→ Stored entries

----

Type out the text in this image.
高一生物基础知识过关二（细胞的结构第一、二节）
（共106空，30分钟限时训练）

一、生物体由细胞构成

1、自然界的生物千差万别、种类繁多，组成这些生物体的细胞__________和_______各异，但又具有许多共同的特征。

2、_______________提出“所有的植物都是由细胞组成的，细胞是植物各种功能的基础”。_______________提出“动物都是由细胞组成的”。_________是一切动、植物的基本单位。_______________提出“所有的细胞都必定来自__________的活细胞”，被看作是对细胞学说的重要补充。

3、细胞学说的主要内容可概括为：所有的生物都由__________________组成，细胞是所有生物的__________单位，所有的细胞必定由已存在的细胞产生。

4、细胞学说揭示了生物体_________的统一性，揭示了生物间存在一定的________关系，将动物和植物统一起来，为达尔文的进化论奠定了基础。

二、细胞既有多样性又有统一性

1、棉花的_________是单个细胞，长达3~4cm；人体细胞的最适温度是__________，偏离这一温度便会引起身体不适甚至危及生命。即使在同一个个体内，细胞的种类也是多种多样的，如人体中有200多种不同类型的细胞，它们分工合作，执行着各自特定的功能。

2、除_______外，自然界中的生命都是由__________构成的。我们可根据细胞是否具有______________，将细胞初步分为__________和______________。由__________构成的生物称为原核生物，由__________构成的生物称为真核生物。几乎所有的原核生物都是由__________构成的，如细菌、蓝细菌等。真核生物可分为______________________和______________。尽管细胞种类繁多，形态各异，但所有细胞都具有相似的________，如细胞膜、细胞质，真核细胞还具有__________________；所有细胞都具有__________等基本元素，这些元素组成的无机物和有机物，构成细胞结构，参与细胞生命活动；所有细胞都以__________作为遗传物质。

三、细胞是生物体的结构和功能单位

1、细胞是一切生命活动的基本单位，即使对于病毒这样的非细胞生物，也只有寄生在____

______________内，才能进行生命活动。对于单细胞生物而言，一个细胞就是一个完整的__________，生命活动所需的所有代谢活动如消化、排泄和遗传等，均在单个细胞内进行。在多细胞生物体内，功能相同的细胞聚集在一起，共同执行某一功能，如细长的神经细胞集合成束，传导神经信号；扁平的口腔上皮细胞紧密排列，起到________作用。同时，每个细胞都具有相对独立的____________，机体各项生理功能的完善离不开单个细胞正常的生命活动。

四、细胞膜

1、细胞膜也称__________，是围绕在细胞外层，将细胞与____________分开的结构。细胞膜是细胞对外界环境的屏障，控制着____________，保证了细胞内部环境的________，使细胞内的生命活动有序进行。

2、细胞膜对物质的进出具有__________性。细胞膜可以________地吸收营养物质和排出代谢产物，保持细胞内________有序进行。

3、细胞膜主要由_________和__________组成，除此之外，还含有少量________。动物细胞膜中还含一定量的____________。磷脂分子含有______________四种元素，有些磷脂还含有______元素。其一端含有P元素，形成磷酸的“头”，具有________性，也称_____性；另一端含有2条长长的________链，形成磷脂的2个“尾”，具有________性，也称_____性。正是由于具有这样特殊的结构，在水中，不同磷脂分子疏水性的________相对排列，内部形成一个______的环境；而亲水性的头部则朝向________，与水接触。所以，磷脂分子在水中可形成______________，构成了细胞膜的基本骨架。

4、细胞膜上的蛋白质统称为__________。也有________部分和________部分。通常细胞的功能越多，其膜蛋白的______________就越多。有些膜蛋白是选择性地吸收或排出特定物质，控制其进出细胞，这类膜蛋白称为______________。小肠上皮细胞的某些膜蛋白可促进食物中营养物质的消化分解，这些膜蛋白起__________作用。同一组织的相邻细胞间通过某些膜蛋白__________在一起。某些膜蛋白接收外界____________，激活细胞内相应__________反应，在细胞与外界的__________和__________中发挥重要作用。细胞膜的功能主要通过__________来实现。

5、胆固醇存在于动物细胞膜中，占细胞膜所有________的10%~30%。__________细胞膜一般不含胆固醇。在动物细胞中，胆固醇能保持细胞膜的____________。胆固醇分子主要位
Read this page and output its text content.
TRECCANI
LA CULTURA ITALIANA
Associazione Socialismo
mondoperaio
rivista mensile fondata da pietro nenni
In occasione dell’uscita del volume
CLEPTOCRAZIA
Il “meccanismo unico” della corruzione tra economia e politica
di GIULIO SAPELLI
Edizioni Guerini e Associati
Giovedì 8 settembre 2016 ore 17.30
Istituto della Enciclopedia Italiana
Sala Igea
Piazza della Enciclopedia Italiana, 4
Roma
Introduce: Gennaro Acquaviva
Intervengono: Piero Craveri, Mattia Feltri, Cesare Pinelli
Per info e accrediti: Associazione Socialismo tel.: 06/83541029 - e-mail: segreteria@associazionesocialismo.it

----

→ WHAT IS NEEDED
Go through the lines above. Select every one that has the string "della".

→ ANSWER FOR THE TASK
Il “meccanismo unico” della corruzione tra economia e politica
Istituto della Enciclopedia Italiana
Piazza della Enciclopedia Italiana, 4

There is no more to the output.